- _Short exercise_
Draw out every line with the word "JSON" from the listing below.

(Data records)
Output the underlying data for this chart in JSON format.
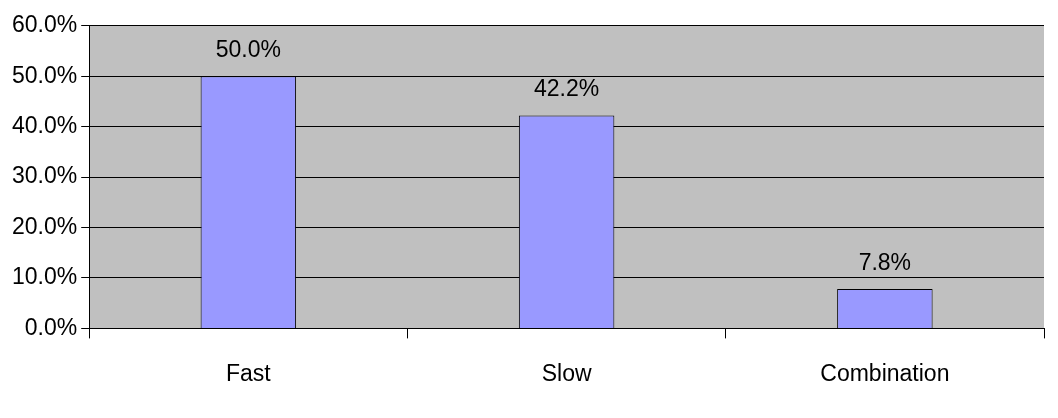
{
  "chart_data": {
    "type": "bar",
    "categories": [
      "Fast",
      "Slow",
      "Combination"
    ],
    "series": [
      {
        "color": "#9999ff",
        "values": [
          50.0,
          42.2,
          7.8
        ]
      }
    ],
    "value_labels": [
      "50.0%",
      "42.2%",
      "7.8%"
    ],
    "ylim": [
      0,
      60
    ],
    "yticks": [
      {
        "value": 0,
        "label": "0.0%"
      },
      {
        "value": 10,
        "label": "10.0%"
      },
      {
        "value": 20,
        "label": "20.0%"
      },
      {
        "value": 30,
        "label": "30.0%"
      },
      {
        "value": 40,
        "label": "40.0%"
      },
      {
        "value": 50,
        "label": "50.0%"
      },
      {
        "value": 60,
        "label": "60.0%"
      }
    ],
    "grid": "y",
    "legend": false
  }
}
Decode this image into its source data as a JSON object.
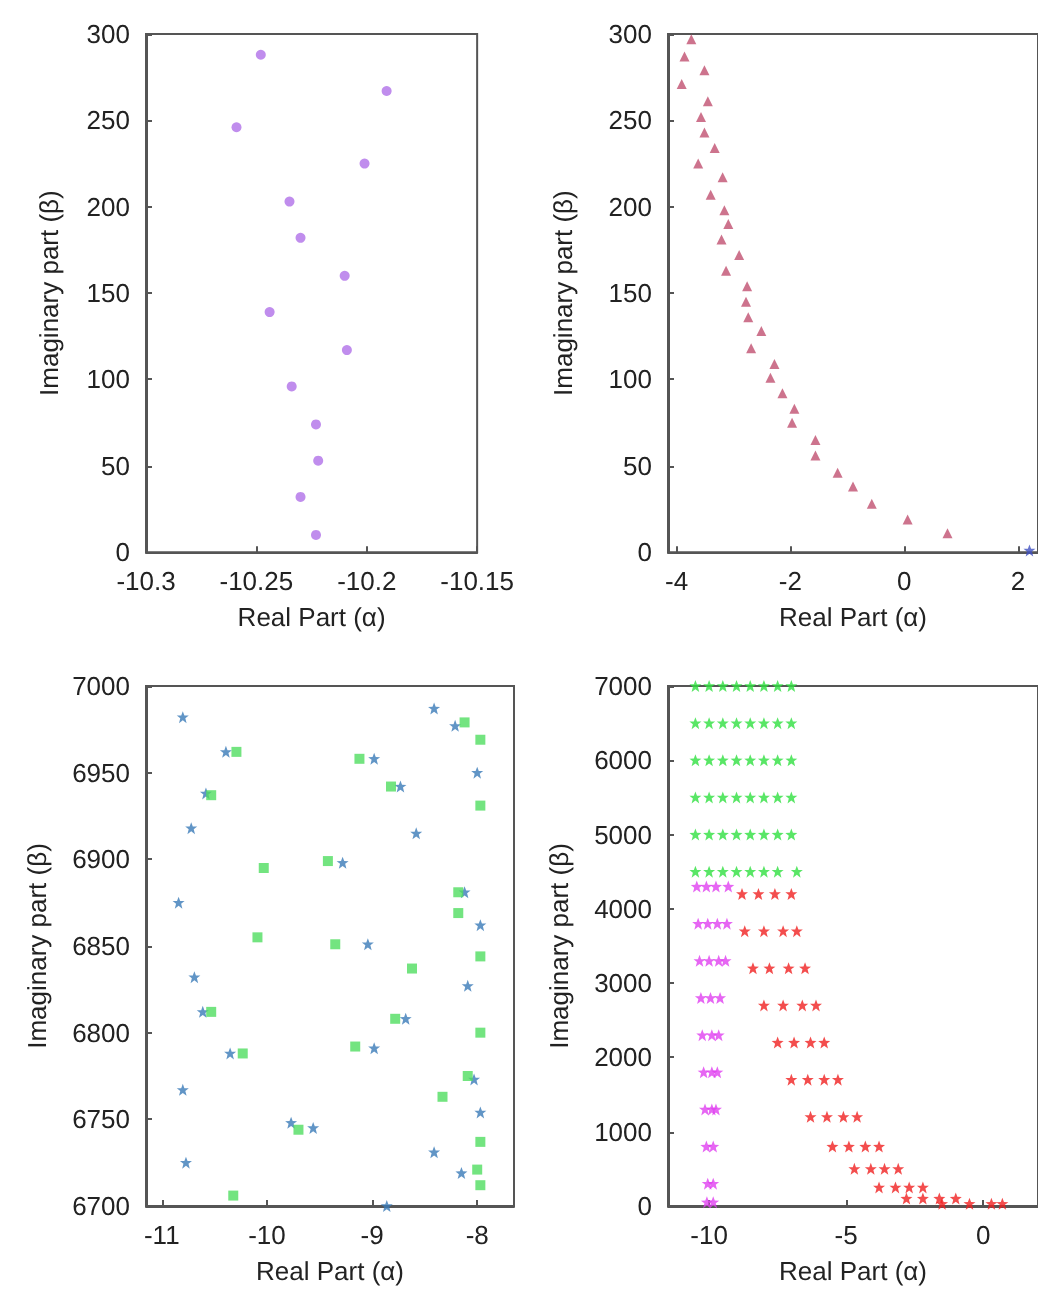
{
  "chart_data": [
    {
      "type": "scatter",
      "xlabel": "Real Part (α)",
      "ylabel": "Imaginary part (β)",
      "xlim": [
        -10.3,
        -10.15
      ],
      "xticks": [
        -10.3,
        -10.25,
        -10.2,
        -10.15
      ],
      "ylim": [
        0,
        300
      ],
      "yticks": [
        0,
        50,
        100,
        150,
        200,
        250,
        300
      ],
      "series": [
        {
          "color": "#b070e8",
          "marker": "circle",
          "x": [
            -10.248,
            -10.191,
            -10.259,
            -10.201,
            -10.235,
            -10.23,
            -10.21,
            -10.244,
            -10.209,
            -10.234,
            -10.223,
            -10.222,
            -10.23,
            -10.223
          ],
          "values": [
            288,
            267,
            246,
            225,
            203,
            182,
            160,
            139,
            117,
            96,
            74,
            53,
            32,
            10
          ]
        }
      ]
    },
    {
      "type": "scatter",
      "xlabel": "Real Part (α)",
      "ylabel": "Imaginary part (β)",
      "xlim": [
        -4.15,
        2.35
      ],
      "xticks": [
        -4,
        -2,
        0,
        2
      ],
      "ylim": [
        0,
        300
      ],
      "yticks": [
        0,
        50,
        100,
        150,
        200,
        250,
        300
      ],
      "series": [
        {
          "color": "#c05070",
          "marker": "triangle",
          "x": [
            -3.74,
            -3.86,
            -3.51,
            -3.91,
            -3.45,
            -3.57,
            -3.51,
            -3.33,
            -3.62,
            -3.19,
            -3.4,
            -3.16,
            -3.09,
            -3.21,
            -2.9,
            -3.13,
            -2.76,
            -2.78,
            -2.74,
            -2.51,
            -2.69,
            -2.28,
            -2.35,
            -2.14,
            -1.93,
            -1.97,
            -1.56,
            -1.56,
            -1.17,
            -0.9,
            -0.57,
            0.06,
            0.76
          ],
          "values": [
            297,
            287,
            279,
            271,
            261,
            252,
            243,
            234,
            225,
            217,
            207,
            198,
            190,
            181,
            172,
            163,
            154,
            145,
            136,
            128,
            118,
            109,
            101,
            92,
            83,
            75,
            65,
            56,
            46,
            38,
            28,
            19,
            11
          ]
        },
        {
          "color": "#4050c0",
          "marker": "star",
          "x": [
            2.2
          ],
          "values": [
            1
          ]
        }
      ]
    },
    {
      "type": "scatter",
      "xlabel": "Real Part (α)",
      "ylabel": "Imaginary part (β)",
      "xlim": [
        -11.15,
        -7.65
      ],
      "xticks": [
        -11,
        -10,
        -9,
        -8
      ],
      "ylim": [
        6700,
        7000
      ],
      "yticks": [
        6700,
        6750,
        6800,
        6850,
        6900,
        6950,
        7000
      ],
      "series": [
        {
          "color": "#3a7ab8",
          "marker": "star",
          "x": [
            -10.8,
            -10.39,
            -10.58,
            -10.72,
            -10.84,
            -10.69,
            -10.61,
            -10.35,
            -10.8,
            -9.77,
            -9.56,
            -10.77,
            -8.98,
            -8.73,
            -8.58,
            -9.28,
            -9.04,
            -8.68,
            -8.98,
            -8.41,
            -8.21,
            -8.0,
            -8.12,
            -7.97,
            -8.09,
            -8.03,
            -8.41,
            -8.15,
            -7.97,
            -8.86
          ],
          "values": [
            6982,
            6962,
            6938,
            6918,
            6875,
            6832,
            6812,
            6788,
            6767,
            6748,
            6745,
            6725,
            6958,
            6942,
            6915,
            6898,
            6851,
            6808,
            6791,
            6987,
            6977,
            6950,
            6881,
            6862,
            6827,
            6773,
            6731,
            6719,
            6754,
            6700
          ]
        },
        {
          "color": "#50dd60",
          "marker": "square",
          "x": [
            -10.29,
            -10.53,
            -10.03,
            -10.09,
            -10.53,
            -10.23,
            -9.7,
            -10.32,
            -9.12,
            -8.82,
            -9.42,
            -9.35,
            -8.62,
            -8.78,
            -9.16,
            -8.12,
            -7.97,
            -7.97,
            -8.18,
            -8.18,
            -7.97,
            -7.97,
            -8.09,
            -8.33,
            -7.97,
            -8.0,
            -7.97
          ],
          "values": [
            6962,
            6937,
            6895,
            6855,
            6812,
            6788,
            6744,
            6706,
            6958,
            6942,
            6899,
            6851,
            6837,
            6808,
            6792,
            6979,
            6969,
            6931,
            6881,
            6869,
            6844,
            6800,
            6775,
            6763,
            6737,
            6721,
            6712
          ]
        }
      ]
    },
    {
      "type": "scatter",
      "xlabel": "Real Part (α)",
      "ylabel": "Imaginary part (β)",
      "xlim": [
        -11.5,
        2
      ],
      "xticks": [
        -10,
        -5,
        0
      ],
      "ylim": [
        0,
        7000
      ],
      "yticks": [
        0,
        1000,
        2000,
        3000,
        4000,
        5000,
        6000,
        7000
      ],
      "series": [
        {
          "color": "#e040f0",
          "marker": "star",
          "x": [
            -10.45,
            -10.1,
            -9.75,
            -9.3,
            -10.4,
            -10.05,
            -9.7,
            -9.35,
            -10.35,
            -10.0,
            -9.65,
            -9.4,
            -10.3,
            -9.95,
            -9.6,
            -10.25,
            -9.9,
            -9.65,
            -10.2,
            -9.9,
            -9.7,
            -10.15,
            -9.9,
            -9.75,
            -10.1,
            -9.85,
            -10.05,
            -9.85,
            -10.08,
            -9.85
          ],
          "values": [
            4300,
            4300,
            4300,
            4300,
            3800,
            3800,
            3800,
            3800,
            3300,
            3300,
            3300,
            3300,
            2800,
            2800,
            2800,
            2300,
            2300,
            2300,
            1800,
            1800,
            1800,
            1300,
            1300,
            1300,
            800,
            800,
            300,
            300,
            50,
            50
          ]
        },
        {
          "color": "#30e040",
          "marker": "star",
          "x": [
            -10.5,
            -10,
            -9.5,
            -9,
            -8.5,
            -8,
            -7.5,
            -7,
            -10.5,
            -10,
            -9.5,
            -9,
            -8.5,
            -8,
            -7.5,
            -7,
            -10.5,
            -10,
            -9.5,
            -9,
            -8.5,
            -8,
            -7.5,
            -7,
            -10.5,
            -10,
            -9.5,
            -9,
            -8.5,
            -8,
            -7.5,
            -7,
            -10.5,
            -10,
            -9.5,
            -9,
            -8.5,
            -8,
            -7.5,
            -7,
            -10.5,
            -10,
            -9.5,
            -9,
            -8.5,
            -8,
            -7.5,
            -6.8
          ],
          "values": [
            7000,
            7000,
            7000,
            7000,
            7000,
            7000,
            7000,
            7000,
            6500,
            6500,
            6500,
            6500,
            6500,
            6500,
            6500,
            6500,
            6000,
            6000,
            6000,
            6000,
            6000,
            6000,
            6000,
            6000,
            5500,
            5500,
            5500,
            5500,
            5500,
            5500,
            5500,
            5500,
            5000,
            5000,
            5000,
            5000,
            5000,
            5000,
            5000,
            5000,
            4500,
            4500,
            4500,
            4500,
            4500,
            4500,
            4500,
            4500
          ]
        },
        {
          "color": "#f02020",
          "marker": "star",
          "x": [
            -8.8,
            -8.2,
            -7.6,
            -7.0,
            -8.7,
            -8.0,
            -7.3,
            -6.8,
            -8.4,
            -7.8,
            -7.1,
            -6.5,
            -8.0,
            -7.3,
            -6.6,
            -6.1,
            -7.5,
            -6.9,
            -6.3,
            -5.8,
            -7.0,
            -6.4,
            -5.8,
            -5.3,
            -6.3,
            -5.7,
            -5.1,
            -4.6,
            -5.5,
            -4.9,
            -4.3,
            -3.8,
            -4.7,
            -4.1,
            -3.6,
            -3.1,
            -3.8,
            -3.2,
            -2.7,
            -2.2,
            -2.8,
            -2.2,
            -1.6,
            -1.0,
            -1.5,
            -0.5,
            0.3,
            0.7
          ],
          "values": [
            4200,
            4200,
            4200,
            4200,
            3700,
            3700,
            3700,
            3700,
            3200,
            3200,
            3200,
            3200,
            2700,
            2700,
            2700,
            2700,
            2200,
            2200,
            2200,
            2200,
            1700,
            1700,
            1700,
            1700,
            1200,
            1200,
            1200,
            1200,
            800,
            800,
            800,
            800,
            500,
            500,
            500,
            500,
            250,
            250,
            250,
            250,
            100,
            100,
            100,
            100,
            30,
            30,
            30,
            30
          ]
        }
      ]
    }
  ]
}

- _Answer to the problem_
Output the underlying data for this chart in JSON format.
Decode this image into its source data as a JSON object.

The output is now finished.